Copyright directive could spell the end of memes, gifs and video montages

March 29 10:16 2019 Print This Article
Microsoft has already adopted the EU’s GDPR policy as its new global standard.

The EU is never far from the headlines. Brexit, General Data Protection Regulation (GDPR) and its regular multi-billion dollar fines for Google have kept Brussels near the front of our minds for the past couple of years.

Now it has a new crusade. This time, the European Union is looking to tackle internet copyright and has passed a new directive that could change how we all use, and enjoy, the internet.

This week the European Parliament passed a new copyright directive that will scare the likes of Google, Facebook, Instagram, Twitter (et al) more than any previous law ever has. How? By making them directly responsible for any media shared on their platforms.

While this might seem radical and a bit heavy-handed. It’s long overdue. Facebook and Google, in particular, have reaped the rewards of user-generated content for too long. Both companies have made billions of dollars by essentially aggregating content in a unique way. All without taking any real responsibility for what that content actually is.

This new directive places the blame firmly at the door of these major internet platforms. Which has to be a good thing. The bad news, however, is that it all seems a little clumsy and risks upsetting established internet cultural norms.
········
Can you continue the article on the EU copyright directive from its last sentence?

Given data:
········
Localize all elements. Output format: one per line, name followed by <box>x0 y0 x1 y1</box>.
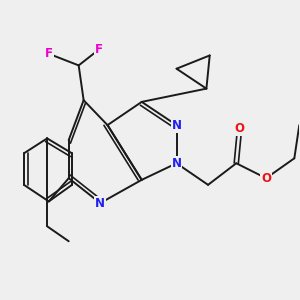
········
Task output:
Memes, gifs and video montages are all likely to be the collateral when this law is implemented by each EU member state.

And while this won’t directly affect the rest of the world, the EU is a big enough player to scare big companies into line.

The European Union is looking to tackle internet copyright.

Microsoft has already adopted the EU’s GDPR policy as its new global standard. Will it do the same for this new copyright law? Probably. Recent history suggests that it’s only a matter of time before the rest of the world follows the EU’s lead with its technology legislation.

Traditional media isn’t the only thing that’s being shaken up. The directive also suggests that there will be a new “link tax”. This is aimed at platforms that display content scraped from other sites without any permission. And, as far as I can tell, this is aimed directly at search engines. Meaning Google specifically will now have to alter its search results pages so they no longer display meaningful content that’s been directly lifted from a website.

If the death of memes, and having to actually visit a website to view content, is the price we (or the EU) have to pay for internet reform, I think it’s fair. Tech giants have operated outside the boundaries of social responsibility for long enough.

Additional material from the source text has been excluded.